-- Start of Extracted entries --

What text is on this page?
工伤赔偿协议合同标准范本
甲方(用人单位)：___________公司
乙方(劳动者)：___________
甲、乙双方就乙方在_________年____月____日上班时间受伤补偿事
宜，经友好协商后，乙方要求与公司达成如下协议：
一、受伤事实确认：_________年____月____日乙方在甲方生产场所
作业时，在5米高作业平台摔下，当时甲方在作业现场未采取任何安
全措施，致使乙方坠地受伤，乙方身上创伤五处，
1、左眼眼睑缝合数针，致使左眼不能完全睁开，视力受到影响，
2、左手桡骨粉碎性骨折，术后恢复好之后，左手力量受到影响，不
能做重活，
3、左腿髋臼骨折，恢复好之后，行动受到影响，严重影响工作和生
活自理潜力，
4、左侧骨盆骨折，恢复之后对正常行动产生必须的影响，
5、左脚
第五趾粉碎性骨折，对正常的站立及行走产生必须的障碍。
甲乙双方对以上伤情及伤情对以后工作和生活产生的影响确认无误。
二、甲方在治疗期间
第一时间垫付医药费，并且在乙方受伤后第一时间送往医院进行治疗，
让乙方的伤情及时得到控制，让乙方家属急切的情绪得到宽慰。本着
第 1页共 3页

-- End of Extracted entries --

What is being asked: Copy all of the material word for word.

The answer:
What text is on this page?
工伤赔偿协议合同标准范本
甲方(用人单位)：___________公司
乙方(劳动者)：___________
甲、乙双方就乙方在_________年____月____日上班时间受伤补偿事
宜，经友好协商后，乙方要求与公司达成如下协议：
一、受伤事实确认：_________年____月____日乙方在甲方生产场所
作业时，在5米高作业平台摔下，当时甲方在作业现场未采取任何安
全措施，致使乙方坠地受伤，乙方身上创伤五处，
1、左眼眼睑缝合数针，致使左眼不能完全睁开，视力受到影响，
2、左手桡骨粉碎性骨折，术后恢复好之后，左手力量受到影响，不
能做重活，
3、左腿髋臼骨折，恢复好之后，行动受到影响，严重影响工作和生
活自理潜力，
4、左侧骨盆骨折，恢复之后对正常行动产生必须的影响，
5、左脚
第五趾粉碎性骨折，对正常的站立及行走产生必须的障碍。
甲乙双方对以上伤情及伤情对以后工作和生活产生的影响确认无误。
二、甲方在治疗期间
第一时间垫付医药费，并且在乙方受伤后第一时间送往医院进行治疗，
让乙方的伤情及时得到控制，让乙方家属急切的情绪得到宽慰。本着
第 1页共 3页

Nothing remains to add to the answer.